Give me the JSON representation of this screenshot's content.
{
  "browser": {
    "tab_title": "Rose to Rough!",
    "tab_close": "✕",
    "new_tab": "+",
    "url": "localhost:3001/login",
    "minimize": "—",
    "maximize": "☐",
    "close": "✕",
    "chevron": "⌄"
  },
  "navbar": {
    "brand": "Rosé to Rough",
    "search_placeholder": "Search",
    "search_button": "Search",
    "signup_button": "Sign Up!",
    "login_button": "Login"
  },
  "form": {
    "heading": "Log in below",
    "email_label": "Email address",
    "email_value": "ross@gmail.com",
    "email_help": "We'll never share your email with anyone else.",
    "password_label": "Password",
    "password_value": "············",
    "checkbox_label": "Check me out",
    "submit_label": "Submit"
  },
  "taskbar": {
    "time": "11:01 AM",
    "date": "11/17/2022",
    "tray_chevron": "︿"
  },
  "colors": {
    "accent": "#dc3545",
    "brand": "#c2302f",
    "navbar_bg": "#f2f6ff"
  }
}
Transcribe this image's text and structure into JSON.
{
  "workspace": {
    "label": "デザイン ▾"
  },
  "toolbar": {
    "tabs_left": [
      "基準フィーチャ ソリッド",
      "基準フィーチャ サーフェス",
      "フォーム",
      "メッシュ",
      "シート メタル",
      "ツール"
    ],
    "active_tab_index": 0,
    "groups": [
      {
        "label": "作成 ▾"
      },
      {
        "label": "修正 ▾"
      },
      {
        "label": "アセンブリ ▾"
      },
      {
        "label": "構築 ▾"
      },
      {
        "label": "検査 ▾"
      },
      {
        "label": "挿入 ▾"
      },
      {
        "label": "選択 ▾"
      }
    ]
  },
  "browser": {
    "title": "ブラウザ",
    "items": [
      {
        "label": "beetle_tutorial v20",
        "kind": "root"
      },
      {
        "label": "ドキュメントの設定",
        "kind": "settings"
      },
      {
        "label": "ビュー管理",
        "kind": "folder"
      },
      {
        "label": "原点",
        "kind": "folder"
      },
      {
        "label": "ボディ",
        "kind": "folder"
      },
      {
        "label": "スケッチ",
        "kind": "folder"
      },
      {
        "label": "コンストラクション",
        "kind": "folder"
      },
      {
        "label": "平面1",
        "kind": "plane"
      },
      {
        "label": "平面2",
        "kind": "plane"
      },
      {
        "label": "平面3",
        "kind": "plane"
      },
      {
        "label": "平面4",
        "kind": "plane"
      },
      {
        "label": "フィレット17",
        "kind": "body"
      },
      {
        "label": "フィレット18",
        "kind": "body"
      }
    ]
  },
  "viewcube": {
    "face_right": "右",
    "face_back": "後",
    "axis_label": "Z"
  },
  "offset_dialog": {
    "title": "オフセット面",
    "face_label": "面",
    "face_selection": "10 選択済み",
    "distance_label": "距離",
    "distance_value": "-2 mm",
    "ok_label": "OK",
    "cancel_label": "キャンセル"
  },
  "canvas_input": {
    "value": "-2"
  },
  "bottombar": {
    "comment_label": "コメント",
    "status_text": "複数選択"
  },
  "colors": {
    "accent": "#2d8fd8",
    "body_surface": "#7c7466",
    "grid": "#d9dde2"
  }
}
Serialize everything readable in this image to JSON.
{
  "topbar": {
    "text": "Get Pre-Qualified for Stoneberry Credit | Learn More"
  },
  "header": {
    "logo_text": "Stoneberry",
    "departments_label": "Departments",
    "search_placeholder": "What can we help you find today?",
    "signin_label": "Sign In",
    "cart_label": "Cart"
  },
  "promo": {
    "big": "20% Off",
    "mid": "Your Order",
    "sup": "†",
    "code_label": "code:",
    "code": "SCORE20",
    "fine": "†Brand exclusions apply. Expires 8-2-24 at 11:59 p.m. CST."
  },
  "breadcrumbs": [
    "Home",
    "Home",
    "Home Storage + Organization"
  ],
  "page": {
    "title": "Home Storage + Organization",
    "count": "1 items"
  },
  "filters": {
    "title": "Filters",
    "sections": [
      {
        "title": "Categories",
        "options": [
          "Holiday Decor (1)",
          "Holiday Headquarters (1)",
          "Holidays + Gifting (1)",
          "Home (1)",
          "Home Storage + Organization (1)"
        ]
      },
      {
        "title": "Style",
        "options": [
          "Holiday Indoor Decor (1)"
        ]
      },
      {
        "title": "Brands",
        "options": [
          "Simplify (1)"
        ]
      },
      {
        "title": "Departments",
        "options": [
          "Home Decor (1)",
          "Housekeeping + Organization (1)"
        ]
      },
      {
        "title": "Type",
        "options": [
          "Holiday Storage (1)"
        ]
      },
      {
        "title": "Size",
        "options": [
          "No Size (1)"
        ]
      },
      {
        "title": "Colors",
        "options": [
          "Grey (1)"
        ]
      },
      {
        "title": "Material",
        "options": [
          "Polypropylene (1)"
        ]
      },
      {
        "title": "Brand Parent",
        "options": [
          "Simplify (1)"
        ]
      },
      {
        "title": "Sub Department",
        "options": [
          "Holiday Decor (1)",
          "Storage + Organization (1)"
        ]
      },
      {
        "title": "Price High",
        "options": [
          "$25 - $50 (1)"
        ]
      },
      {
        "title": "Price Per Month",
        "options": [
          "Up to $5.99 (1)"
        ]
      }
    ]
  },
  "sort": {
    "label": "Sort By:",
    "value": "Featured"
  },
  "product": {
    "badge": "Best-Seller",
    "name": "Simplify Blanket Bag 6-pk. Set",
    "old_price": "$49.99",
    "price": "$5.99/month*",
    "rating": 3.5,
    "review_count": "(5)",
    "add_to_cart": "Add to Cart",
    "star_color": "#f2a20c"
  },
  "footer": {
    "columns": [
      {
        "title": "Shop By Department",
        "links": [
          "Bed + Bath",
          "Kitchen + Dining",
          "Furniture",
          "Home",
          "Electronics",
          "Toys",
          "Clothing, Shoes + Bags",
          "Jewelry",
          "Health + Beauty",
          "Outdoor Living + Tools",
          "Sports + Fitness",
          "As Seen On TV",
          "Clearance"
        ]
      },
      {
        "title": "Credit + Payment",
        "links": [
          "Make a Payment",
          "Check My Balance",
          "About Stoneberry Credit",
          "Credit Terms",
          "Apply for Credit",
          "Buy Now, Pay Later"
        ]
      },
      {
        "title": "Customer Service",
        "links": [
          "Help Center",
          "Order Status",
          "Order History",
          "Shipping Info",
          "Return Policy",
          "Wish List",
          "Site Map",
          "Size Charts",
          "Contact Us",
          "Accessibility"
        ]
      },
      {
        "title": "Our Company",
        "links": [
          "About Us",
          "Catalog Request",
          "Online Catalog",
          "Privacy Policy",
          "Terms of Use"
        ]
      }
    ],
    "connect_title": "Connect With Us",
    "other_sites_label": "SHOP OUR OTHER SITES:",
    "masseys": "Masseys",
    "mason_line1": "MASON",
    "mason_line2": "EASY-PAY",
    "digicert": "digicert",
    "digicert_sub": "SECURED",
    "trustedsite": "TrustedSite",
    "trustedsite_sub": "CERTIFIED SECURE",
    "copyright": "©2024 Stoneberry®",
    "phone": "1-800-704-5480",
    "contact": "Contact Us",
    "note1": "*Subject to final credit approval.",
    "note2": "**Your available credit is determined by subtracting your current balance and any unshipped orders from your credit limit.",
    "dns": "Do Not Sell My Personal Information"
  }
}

- - - - - - -

• Objective: From the preceding material, extract every line exactly.

• Written response:
Give me the JSON representation of this screenshot's content.
{
  "browser": {
    "tab_title": "Rose to Rough!",
    "tab_close": "✕",
    "new_tab": "+",
    "url": "localhost:3001/login",
    "minimize": "—",
    "maximize": "☐",
    "close": "✕",
    "chevron": "⌄"
  },
  "navbar": {
    "brand": "Rosé to Rough",
    "search_placeholder": "Search",
    "search_button": "Search",
    "signup_button": "Sign Up!",
    "login_button": "Login"
  },
  "form": {
    "heading": "Log in below",
    "email_label": "Email address",
    "email_value": "ross@gmail.com",
    "email_help": "We'll never share your email with anyone else.",
    "password_label": "Password",
    "password_value": "············",
    "checkbox_label": "Check me out",
    "submit_label": "Submit"
  },
  "taskbar": {
    "time": "11:01 AM",
    "date": "11/17/2022",
    "tray_chevron": "︿"
  },
  "colors": {
    "accent": "#dc3545",
    "brand": "#c2302f",
    "navbar_bg": "#f2f6ff"
  }
}
Transcribe this image's text and structure into JSON.
{
  "workspace": {
    "label": "デザイン ▾"
  },
  "toolbar": {
    "tabs_left": [
      "基準フィーチャ ソリッド",
      "基準フィーチャ サーフェス",
      "フォーム",
      "メッシュ",
      "シート メタル",
      "ツール"
    ],
    "active_tab_index": 0,
    "groups": [
      {
        "label": "作成 ▾"
      },
      {
        "label": "修正 ▾"
      },
      {
        "label": "アセンブリ ▾"
      },
      {
        "label": "構築 ▾"
      },
      {
        "label": "検査 ▾"
      },
      {
        "label": "挿入 ▾"
      },
      {
        "label": "選択 ▾"
      }
    ]
  },
  "browser": {
    "title": "ブラウザ",
    "items": [
      {
        "label": "beetle_tutorial v20",
        "kind": "root"
      },
      {
        "label": "ドキュメントの設定",
        "kind": "settings"
      },
      {
        "label": "ビュー管理",
        "kind": "folder"
      },
      {
        "label": "原点",
        "kind": "folder"
      },
      {
        "label": "ボディ",
        "kind": "folder"
      },
      {
        "label": "スケッチ",
        "kind": "folder"
      },
      {
        "label": "コンストラクション",
        "kind": "folder"
      },
      {
        "label": "平面1",
        "kind": "plane"
      },
      {
        "label": "平面2",
        "kind": "plane"
      },
      {
        "label": "平面3",
        "kind": "plane"
      },
      {
        "label": "平面4",
        "kind": "plane"
      },
      {
        "label": "フィレット17",
        "kind": "body"
      },
      {
        "label": "フィレット18",
        "kind": "body"
      }
    ]
  },
  "viewcube": {
    "face_right": "右",
    "face_back": "後",
    "axis_label": "Z"
  },
  "offset_dialog": {
    "title": "オフセット面",
    "face_label": "面",
    "face_selection": "10 選択済み",
    "distance_label": "距離",
    "distance_value": "-2 mm",
    "ok_label": "OK",
    "cancel_label": "キャンセル"
  },
  "canvas_input": {
    "value": "-2"
  },
  "bottombar": {
    "comment_label": "コメント",
    "status_text": "複数選択"
  },
  "colors": {
    "accent": "#2d8fd8",
    "body_surface": "#7c7466",
    "grid": "#d9dde2"
  }
}
Serialize everything readable in this image to JSON.
{
  "topbar": {
    "text": "Get Pre-Qualified for Stoneberry Credit | Learn More"
  },
  "header": {
    "logo_text": "Stoneberry",
    "departments_label": "Departments",
    "search_placeholder": "What can we help you find today?",
    "signin_label": "Sign In",
    "cart_label": "Cart"
  },
  "promo": {
    "big": "20% Off",
    "mid": "Your Order",
    "sup": "†",
    "code_label": "code:",
    "code": "SCORE20",
    "fine": "†Brand exclusions apply. Expires 8-2-24 at 11:59 p.m. CST."
  },
  "breadcrumbs": [
    "Home",
    "Home",
    "Home Storage + Organization"
  ],
  "page": {
    "title": "Home Storage + Organization",
    "count": "1 items"
  },
  "filters": {
    "title": "Filters",
    "sections": [
      {
        "title": "Categories",
        "options": [
          "Holiday Decor (1)",
          "Holiday Headquarters (1)",
          "Holidays + Gifting (1)",
          "Home (1)",
          "Home Storage + Organization (1)"
        ]
      },
      {
        "title": "Style",
        "options": [
          "Holiday Indoor Decor (1)"
        ]
      },
      {
        "title": "Brands",
        "options": [
          "Simplify (1)"
        ]
      },
      {
        "title": "Departments",
        "options": [
          "Home Decor (1)",
          "Housekeeping + Organization (1)"
        ]
      },
      {
        "title": "Type",
        "options": [
          "Holiday Storage (1)"
        ]
      },
      {
        "title": "Size",
        "options": [
          "No Size (1)"
        ]
      },
      {
        "title": "Colors",
        "options": [
          "Grey (1)"
        ]
      },
      {
        "title": "Material",
        "options": [
          "Polypropylene (1)"
        ]
      },
      {
        "title": "Brand Parent",
        "options": [
          "Simplify (1)"
        ]
      },
      {
        "title": "Sub Department",
        "options": [
          "Holiday Decor (1)",
          "Storage + Organization (1)"
        ]
      },
      {
        "title": "Price High",
        "options": [
          "$25 - $50 (1)"
        ]
      },
      {
        "title": "Price Per Month",
        "options": [
          "Up to $5.99 (1)"
        ]
      }
    ]
  },
  "sort": {
    "label": "Sort By:",
    "value": "Featured"
  },
  "product": {
    "badge": "Best-Seller",
    "name": "Simplify Blanket Bag 6-pk. Set",
    "old_price": "$49.99",
    "price": "$5.99/month*",
    "rating": 3.5,
    "review_count": "(5)",
    "add_to_cart": "Add to Cart",
    "star_color": "#f2a20c"
  },
  "footer": {
    "columns": [
      {
        "title": "Shop By Department",
        "links": [
          "Bed + Bath",
          "Kitchen + Dining",
          "Furniture",
          "Home",
          "Electronics",
          "Toys",
          "Clothing, Shoes + Bags",
          "Jewelry",
          "Health + Beauty",
          "Outdoor Living + Tools",
          "Sports + Fitness",
          "As Seen On TV",
          "Clearance"
        ]
      },
      {
        "title": "Credit + Payment",
        "links": [
          "Make a Payment",
          "Check My Balance",
          "About Stoneberry Credit",
          "Credit Terms",
          "Apply for Credit",
          "Buy Now, Pay Later"
        ]
      },
      {
        "title": "Customer Service",
        "links": [
          "Help Center",
          "Order Status",
          "Order History",
          "Shipping Info",
          "Return Policy",
          "Wish List",
          "Site Map",
          "Size Charts",
          "Contact Us",
          "Accessibility"
        ]
      },
      {
        "title": "Our Company",
        "links": [
          "About Us",
          "Catalog Request",
          "Online Catalog",
          "Privacy Policy",
          "Terms of Use"
        ]
      }
    ],
    "connect_title": "Connect With Us",
    "other_sites_label": "SHOP OUR OTHER SITES:",
    "masseys": "Masseys",
    "mason_line1": "MASON",
    "mason_line2": "EASY-PAY",
    "digicert": "digicert",
    "digicert_sub": "SECURED",
    "trustedsite": "TrustedSite",
    "trustedsite_sub": "CERTIFIED SECURE",
    "copyright": "©2024 Stoneberry®",
    "phone": "1-800-704-5480",
    "contact": "Contact Us",
    "note1": "*Subject to final credit approval.",
    "note2": "**Your available credit is determined by subtracting your current balance and any unshipped orders from your credit limit.",
    "dns": "Do Not Sell My Personal Information"
  }
}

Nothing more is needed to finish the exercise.